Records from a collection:
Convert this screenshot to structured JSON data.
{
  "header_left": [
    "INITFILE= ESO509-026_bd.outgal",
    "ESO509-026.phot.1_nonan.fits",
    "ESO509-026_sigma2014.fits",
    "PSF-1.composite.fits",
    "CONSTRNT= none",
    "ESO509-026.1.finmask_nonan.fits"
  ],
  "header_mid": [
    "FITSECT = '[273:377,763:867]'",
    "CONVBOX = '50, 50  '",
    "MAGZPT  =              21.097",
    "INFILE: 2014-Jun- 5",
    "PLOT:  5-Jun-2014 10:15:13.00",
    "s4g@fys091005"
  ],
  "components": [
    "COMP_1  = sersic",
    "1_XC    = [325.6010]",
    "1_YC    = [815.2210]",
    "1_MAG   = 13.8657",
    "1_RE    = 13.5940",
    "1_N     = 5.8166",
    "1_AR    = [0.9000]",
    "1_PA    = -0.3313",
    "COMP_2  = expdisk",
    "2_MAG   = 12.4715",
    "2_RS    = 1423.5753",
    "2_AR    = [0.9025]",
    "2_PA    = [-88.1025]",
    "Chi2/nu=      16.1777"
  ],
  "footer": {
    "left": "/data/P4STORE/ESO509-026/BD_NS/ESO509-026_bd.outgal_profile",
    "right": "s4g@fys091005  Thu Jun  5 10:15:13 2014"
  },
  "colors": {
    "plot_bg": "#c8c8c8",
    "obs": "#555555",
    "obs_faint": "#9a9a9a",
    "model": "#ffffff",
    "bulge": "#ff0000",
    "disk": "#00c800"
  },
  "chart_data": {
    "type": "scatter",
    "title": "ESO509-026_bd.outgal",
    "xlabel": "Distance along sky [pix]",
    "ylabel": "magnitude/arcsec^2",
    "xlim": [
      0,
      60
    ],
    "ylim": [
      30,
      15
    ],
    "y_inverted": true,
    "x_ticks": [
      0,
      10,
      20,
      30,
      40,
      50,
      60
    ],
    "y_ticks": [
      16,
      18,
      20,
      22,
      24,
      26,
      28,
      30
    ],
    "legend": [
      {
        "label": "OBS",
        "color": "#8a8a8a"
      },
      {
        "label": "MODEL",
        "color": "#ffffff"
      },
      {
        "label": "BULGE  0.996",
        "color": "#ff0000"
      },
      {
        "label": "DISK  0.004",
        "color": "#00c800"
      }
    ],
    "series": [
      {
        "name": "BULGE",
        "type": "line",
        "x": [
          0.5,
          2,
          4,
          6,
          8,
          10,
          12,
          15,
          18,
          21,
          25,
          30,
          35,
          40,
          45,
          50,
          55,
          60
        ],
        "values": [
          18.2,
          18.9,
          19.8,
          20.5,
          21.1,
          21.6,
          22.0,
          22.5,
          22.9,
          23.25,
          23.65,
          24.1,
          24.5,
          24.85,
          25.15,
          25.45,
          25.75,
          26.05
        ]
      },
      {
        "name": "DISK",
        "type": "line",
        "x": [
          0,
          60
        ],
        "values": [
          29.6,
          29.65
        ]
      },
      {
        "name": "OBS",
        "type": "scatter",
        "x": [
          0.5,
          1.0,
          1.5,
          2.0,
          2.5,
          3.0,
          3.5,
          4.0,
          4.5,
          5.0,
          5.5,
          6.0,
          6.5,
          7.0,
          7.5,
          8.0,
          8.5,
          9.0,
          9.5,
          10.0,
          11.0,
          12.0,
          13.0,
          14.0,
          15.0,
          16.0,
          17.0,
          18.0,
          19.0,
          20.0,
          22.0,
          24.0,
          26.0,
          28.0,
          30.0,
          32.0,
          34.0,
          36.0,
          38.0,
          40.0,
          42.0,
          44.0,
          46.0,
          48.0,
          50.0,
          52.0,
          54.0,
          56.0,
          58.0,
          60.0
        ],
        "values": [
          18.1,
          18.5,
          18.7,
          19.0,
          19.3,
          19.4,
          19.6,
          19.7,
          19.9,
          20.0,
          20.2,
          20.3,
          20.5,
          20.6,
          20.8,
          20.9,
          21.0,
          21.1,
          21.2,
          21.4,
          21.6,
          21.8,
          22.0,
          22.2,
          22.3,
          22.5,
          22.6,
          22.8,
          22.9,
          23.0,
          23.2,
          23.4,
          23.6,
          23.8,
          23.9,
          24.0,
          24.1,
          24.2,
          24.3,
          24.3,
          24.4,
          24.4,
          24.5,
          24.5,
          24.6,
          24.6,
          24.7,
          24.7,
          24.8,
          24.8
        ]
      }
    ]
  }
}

◆ What the task asks
Without leaving anything out, give the entries again exactly.

◆ Solution to the exercise
Convert this screenshot to structured JSON data.
{
  "header_left": [
    "INITFILE= ESO509-026_bd.outgal",
    "ESO509-026.phot.1_nonan.fits",
    "ESO509-026_sigma2014.fits",
    "PSF-1.composite.fits",
    "CONSTRNT= none",
    "ESO509-026.1.finmask_nonan.fits"
  ],
  "header_mid": [
    "FITSECT = '[273:377,763:867]'",
    "CONVBOX = '50, 50  '",
    "MAGZPT  =              21.097",
    "INFILE: 2014-Jun- 5",
    "PLOT:  5-Jun-2014 10:15:13.00",
    "s4g@fys091005"
  ],
  "components": [
    "COMP_1  = sersic",
    "1_XC    = [325.6010]",
    "1_YC    = [815.2210]",
    "1_MAG   = 13.8657",
    "1_RE    = 13.5940",
    "1_N     = 5.8166",
    "1_AR    = [0.9000]",
    "1_PA    = -0.3313",
    "COMP_2  = expdisk",
    "2_MAG   = 12.4715",
    "2_RS    = 1423.5753",
    "2_AR    = [0.9025]",
    "2_PA    = [-88.1025]",
    "Chi2/nu=      16.1777"
  ],
  "footer": {
    "left": "/data/P4STORE/ESO509-026/BD_NS/ESO509-026_bd.outgal_profile",
    "right": "s4g@fys091005  Thu Jun  5 10:15:13 2014"
  },
  "colors": {
    "plot_bg": "#c8c8c8",
    "obs": "#555555",
    "obs_faint": "#9a9a9a",
    "model": "#ffffff",
    "bulge": "#ff0000",
    "disk": "#00c800"
  },
  "chart_data": {
    "type": "scatter",
    "title": "ESO509-026_bd.outgal",
    "xlabel": "Distance along sky [pix]",
    "ylabel": "magnitude/arcsec^2",
    "xlim": [
      0,
      60
    ],
    "ylim": [
      30,
      15
    ],
    "y_inverted": true,
    "x_ticks": [
      0,
      10,
      20,
      30,
      40,
      50,
      60
    ],
    "y_ticks": [
      16,
      18,
      20,
      22,
      24,
      26,
      28,
      30
    ],
    "legend": [
      {
        "label": "OBS",
        "color": "#8a8a8a"
      },
      {
        "label": "MODEL",
        "color": "#ffffff"
      },
      {
        "label": "BULGE  0.996",
        "color": "#ff0000"
      },
      {
        "label": "DISK  0.004",
        "color": "#00c800"
      }
    ],
    "series": [
      {
        "name": "BULGE",
        "type": "line",
        "x": [
          0.5,
          2,
          4,
          6,
          8,
          10,
          12,
          15,
          18,
          21,
          25,
          30,
          35,
          40,
          45,
          50,
          55,
          60
        ],
        "values": [
          18.2,
          18.9,
          19.8,
          20.5,
          21.1,
          21.6,
          22.0,
          22.5,
          22.9,
          23.25,
          23.65,
          24.1,
          24.5,
          24.85,
          25.15,
          25.45,
          25.75,
          26.05
        ]
      },
      {
        "name": "DISK",
        "type": "line",
        "x": [
          0,
          60
        ],
        "values": [
          29.6,
          29.65
        ]
      },
      {
        "name": "OBS",
        "type": "scatter",
        "x": [
          0.5,
          1.0,
          1.5,
          2.0,
          2.5,
          3.0,
          3.5,
          4.0,
          4.5,
          5.0,
          5.5,
          6.0,
          6.5,
          7.0,
          7.5,
          8.0,
          8.5,
          9.0,
          9.5,
          10.0,
          11.0,
          12.0,
          13.0,
          14.0,
          15.0,
          16.0,
          17.0,
          18.0,
          19.0,
          20.0,
          22.0,
          24.0,
          26.0,
          28.0,
          30.0,
          32.0,
          34.0,
          36.0,
          38.0,
          40.0,
          42.0,
          44.0,
          46.0,
          48.0,
          50.0,
          52.0,
          54.0,
          56.0,
          58.0,
          60.0
        ],
        "values": [
          18.1,
          18.5,
          18.7,
          19.0,
          19.3,
          19.4,
          19.6,
          19.7,
          19.9,
          20.0,
          20.2,
          20.3,
          20.5,
          20.6,
          20.8,
          20.9,
          21.0,
          21.1,
          21.2,
          21.4,
          21.6,
          21.8,
          22.0,
          22.2,
          22.3,
          22.5,
          22.6,
          22.8,
          22.9,
          23.0,
          23.2,
          23.4,
          23.6,
          23.8,
          23.9,
          24.0,
          24.1,
          24.2,
          24.3,
          24.3,
          24.4,
          24.4,
          24.5,
          24.5,
          24.6,
          24.6,
          24.7,
          24.7,
          24.8,
          24.8
        ]
      }
    ]
  }
}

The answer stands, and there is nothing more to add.